*Texte extrait*

Vue imprenable des bas-cotés de la planète, à Antananarivo.

dimanche 30 mars 2003

[ 22:05:50 ] Le pacifisme nous sature

Pour ne pas changer, j'avais décidé de vous faire bailler... mais pour une fois, je voulais vous endormir avec le DSRP plutôt qu'avec George W...

Le DSRP, cette bête étrange dont la plupart d'entre vous ont encore moins entendu parler que des lémuriens, consiste à imaginer qu'en dix ans, on puisse ramener la proportion des malgaches vivant en dessous du seuil de pauvreté de 75% à 35%, et à se donner un plan de travail gouvernemental en ce sens pour les trois années à venir.

Certains diront que c'est aussi réaliste que d'imaginer que les habitants d'Anjouan acclament l'armée malgache si l'idée nous prenait de leur amener notre conception de la liberté, mais il est quand même réconfortant de voir que de temps à autres, on pouvait se fixer des objectifs ambitieux au pays du moramora...

Donc j'allais vous parler de ça, et puis, voilà que le site du gouvernement malgache nous ramène à notre sujet obsessionnel du moment :

usa,uk and allied country must stop the war on the world. we want peace.

PEACE! PEACE! PEACE! PEACE! PEACE!

Comme un vulgaire site moyen-oriental, celui du gouvernement malgache se fait defacer...

Aivy n'a pas pris suffisamment de précautions en choisissant son mot de passe, ou hack plus technique ? 


[ 5:34:19 ] Vous êtes bien sûr que la guerre se passe dans le Golfe arabo-persique ?

Parce qu'à force de s'entendre répéter que cette guerre est aussi et avant tout une guerre des images, les doux chuintements des caméras Betamax SP et des magnétoscopes DV Pro dans les salles de rédaction de Fox News, Iraqi TV et Al-Jazira se mettraient à ressembler à des claquements de bottes.

Du coup, le moindre rédacteur en mal de copie (je ne m'exclue pas du lot) peut remplir quelques bobines ou quelques feuillets sur la scrutation des monts et des vallées peuplant le nombril de ses collègues (faut-il le préciser ? au sens figuré seulement, on est à la télé et en prime time, là où la violence ne fait pas ciller mais où un brin d'érotisme risquerait de fâcher les nouveaux croisés).

Je ne suis pas sûr que le journaliste qui parle des journaux soit à terme beaucoup plus digeste que le blogueur qui parle des blogs.

*Section des données*
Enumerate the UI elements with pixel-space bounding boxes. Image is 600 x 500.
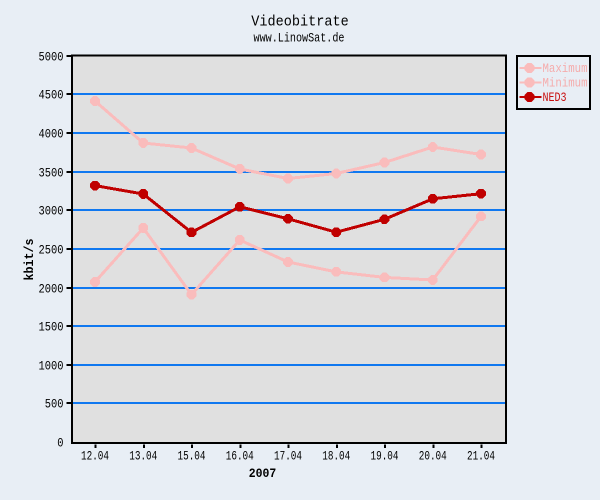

*Tâches demandées*
a) D'après le billet de blog, quel objectif de pauvreté le DSRP se fixe-t-il pour Madagascar en dix ans ?
b) Indiquez si chacune de ces affirmations concorde avec le billet de blog, en répondant par oui ou non et en citant les mots décisifs :
(i) Le plan de travail gouvernemental du DSRP couvre les cinq prochaines années.
(ii) Le site du gouvernement malgache a subi un défacement.
(iii) L'auteur se met à l'écart des rédacteurs en mal de copie.
c) Poursuivez le billet de blog à partir de l'endroit où il s'arrête.

*Réponses rédigées*
a) Ramener de 75 % à 35 % la proportion des Malgaches vivant en dessous du seuil de pauvreté.

b)
(i) Non : « se donner un plan de travail gouvernemental en ce sens pour les trois années à venir ».
(ii) Oui : « celui du gouvernement malgache se fait defacer ».
(iii) Non : « je ne m'exclue pas du lot ».

c)
Du coup, je tombe dans un furieux conservatisme, en me disant...

... qu'il était une époque où ce nombrilisme public était le privilège du carnetier, du moins celui en tenue civile, car le militaire lui avait plutôt tendance à la jouer John Wayne, sauf les retraités et ceux restés à l'arrière qui pouvaient avouer avoir du mal à digérer tout ce qui ne ressemblait pas aux rations C.

... qu'il était aussi une époque où les images de la réalité de la guerre étaient statiques, où la crainte de tout montrer passait loin derrière l'incapacité à tout montrer.

... qu'il était encore une époque où la Convention de Genève paraissait simple et n'était pas invoquée à tout bout de champ.

... qu'il était également une époque où aucun chef militaire de haut rang n'aurait baissé sa garde face à un journaliste, où le troufion se battait au lieu de risquer de se faire interviewer sur ses envies de repos du guerrier.

... qu'il était par ailleurs une époque où quand on aimait, on ne comptait pas et on le disait avec des fleurs sans recours au maquillage hollywoodien.

... qu'il était enfin une époque où le choix d'un cadrage, d'une focale, d'un montage passait pour anodin, où nos regards n'avaient pas été éduqués à prendre une distance critique par rapport aux images, où on croyait que les guerres se gagnaient uniquement sur les champs de bataille et pas dans les marchés.

C'était la belle époque où je ne ressentais pas de tragique pénurie de synonymes au mot "aussi".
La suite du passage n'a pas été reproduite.